## MATERIAL SUPPLIED
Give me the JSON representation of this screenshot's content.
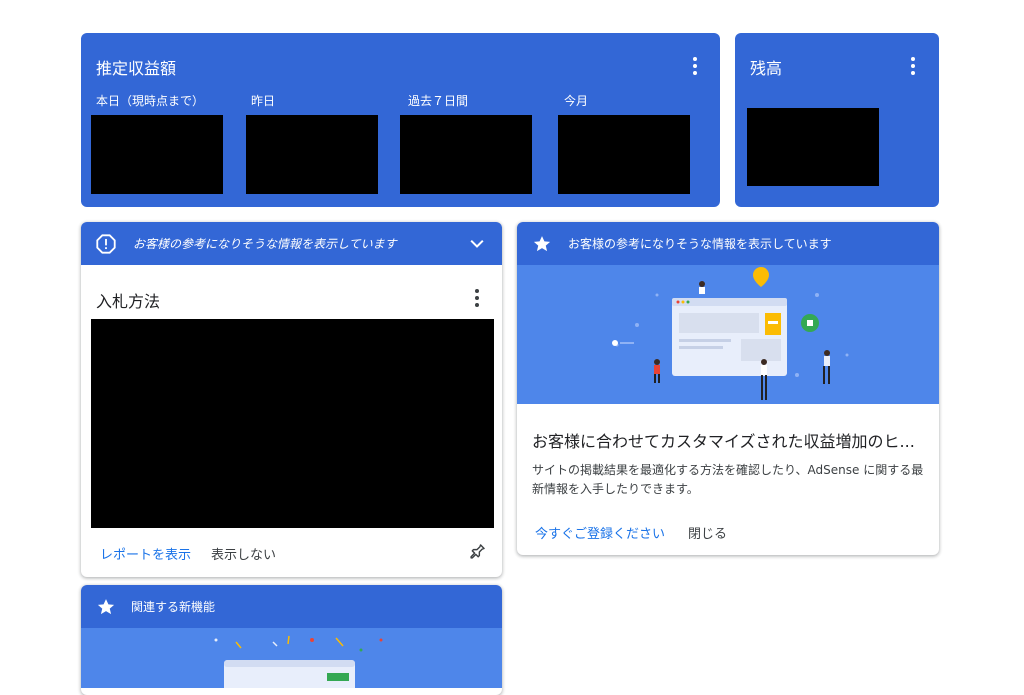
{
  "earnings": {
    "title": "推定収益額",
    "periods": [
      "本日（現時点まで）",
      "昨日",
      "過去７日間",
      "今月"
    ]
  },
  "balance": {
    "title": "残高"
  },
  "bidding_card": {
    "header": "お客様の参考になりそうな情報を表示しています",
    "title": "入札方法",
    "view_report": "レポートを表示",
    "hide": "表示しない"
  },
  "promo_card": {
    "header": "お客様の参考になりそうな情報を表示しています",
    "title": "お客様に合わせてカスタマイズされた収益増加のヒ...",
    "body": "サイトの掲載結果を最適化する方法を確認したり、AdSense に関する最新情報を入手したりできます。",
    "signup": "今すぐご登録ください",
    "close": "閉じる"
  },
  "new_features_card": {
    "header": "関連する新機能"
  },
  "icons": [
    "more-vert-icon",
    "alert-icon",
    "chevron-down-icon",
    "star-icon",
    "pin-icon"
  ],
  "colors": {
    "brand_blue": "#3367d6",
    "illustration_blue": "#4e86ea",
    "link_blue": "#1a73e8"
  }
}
==
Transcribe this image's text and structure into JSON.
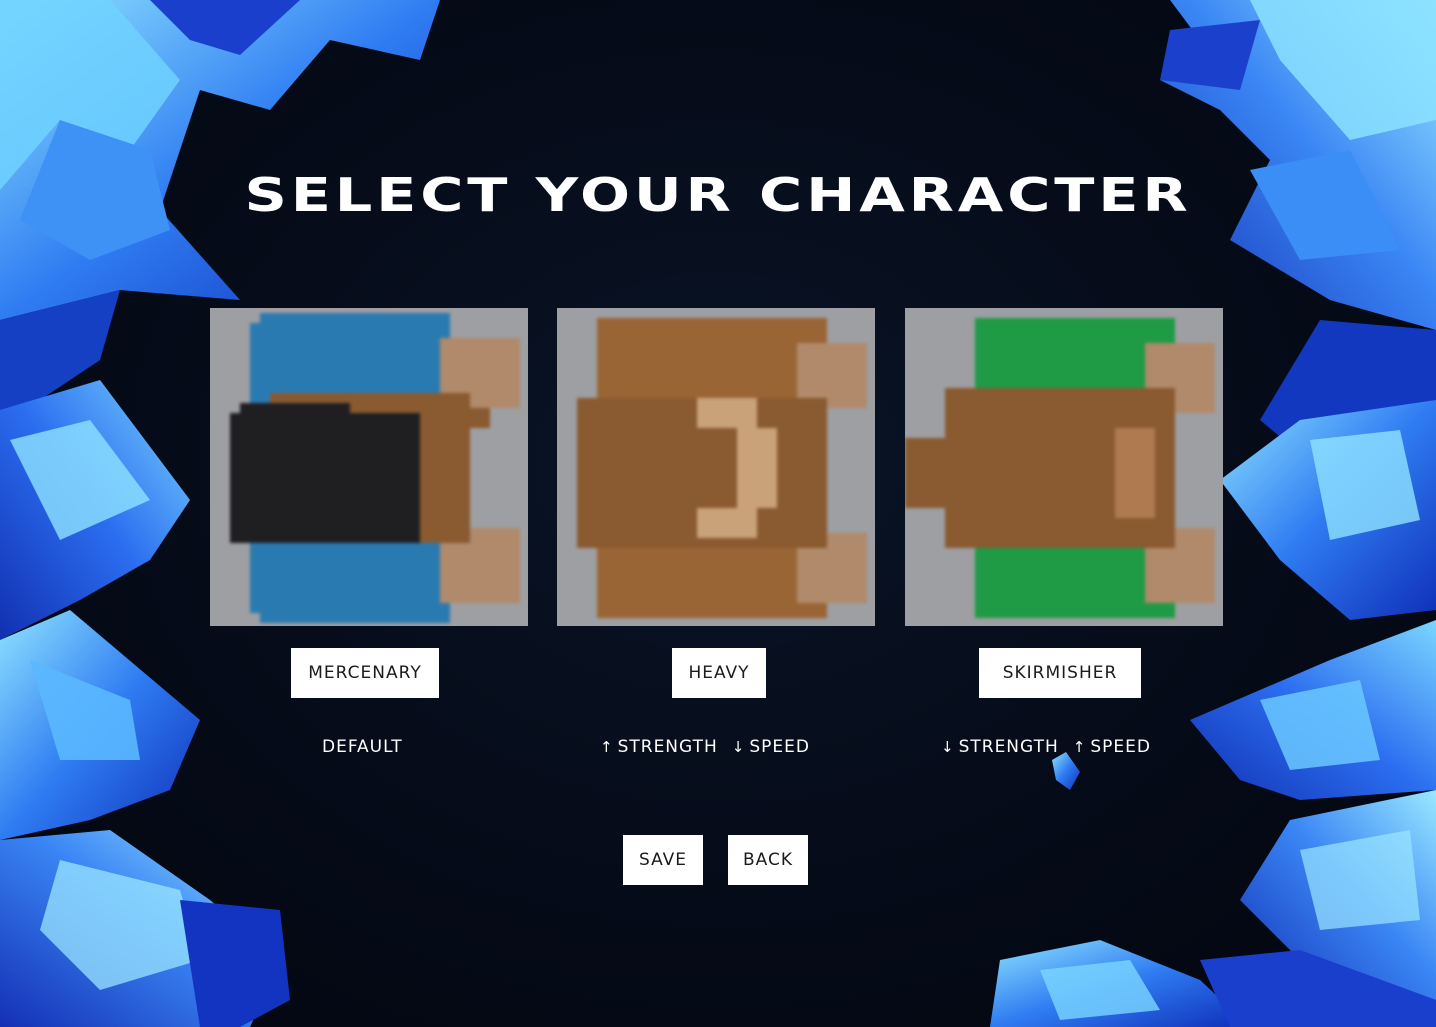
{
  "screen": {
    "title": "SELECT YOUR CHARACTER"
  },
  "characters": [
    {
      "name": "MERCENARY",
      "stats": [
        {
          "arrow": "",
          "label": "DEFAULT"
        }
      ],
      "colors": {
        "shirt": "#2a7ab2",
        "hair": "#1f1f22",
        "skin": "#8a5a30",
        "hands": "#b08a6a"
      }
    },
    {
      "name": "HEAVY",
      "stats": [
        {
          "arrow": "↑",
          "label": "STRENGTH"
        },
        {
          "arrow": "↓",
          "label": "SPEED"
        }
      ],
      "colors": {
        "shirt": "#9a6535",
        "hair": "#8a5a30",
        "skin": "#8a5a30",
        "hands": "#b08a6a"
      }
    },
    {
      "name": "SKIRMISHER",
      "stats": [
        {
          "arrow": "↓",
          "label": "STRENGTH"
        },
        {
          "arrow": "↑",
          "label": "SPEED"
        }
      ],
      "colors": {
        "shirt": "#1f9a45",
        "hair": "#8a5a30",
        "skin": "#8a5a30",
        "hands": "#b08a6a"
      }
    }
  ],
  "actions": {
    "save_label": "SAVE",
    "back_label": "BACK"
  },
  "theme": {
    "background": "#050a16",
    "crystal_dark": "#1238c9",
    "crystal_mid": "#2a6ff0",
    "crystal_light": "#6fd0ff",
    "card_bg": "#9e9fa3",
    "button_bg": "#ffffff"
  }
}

## TASK REQUIREMENTS
Look through the data and gather every line with the string "this" in it.

## EXPECTED ANSWER
Give me the JSON representation of this screenshot's content.
Transcribe this image's text and structure into JSON.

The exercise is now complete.